WHAT THE TASK REQUIRES
Restate every line of the material, word for word.

MATERIAL TO PROCESS
---

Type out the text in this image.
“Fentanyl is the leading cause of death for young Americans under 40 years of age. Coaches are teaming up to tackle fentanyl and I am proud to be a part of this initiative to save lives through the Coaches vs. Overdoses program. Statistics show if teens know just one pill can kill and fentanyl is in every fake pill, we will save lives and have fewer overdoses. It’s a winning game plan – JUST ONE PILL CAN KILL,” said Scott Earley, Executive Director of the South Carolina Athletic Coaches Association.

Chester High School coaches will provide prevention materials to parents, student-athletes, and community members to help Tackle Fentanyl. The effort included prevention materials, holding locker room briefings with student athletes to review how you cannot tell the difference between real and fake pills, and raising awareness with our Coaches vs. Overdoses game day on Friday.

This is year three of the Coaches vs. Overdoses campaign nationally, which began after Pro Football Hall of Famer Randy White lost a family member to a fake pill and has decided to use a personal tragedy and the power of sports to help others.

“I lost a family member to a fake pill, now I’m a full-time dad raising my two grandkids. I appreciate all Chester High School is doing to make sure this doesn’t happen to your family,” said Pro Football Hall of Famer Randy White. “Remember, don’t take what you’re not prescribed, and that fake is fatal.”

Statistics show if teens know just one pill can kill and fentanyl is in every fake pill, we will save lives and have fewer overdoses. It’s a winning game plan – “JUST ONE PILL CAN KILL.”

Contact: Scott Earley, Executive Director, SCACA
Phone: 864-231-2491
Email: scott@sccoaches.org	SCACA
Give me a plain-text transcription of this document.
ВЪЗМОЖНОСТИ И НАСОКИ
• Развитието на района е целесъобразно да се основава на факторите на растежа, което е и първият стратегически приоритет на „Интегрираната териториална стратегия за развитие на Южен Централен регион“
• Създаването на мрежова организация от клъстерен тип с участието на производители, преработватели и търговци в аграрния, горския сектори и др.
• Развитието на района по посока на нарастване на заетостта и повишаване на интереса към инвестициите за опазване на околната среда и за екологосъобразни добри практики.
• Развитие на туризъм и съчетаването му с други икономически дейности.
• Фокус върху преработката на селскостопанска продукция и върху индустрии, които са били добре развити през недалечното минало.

---

TASK SOLUTION
Type out the text in this image.
“Fentanyl is the leading cause of death for young Americans under 40 years of age. Coaches are teaming up to tackle fentanyl and I am proud to be a part of this initiative to save lives through the Coaches vs. Overdoses program. Statistics show if teens know just one pill can kill and fentanyl is in every fake pill, we will save lives and have fewer overdoses. It’s a winning game plan – JUST ONE PILL CAN KILL,” said Scott Earley, Executive Director of the South Carolina Athletic Coaches Association.

Chester High School coaches will provide prevention materials to parents, student-athletes, and community members to help Tackle Fentanyl. The effort included prevention materials, holding locker room briefings with student athletes to review how you cannot tell the difference between real and fake pills, and raising awareness with our Coaches vs. Overdoses game day on Friday.

This is year three of the Coaches vs. Overdoses campaign nationally, which began after Pro Football Hall of Famer Randy White lost a family member to a fake pill and has decided to use a personal tragedy and the power of sports to help others.

“I lost a family member to a fake pill, now I’m a full-time dad raising my two grandkids. I appreciate all Chester High School is doing to make sure this doesn’t happen to your family,” said Pro Football Hall of Famer Randy White. “Remember, don’t take what you’re not prescribed, and that fake is fatal.”

Statistics show if teens know just one pill can kill and fentanyl is in every fake pill, we will save lives and have fewer overdoses. It’s a winning game plan – “JUST ONE PILL CAN KILL.”

Contact: Scott Earley, Executive Director, SCACA
Phone: 864-231-2491
Email: scott@sccoaches.org	SCACA
Give me a plain-text transcription of this document.
ВЪЗМОЖНОСТИ И НАСОКИ
• Развитието на района е целесъобразно да се основава на факторите на растежа, което е и първият стратегически приоритет на „Интегрираната териториална стратегия за развитие на Южен Централен регион“
• Създаването на мрежова организация от клъстерен тип с участието на производители, преработватели и търговци в аграрния, горския сектори и др.
• Развитието на района по посока на нарастване на заетостта и повишаване на интереса към инвестициите за опазване на околната среда и за екологосъобразни добри практики.
• Развитие на туризъм и съчетаването му с други икономически дейности.
• Фокус върху преработката на селскостопанска продукция и върху индустрии, които са били добре развити през недалечното минало.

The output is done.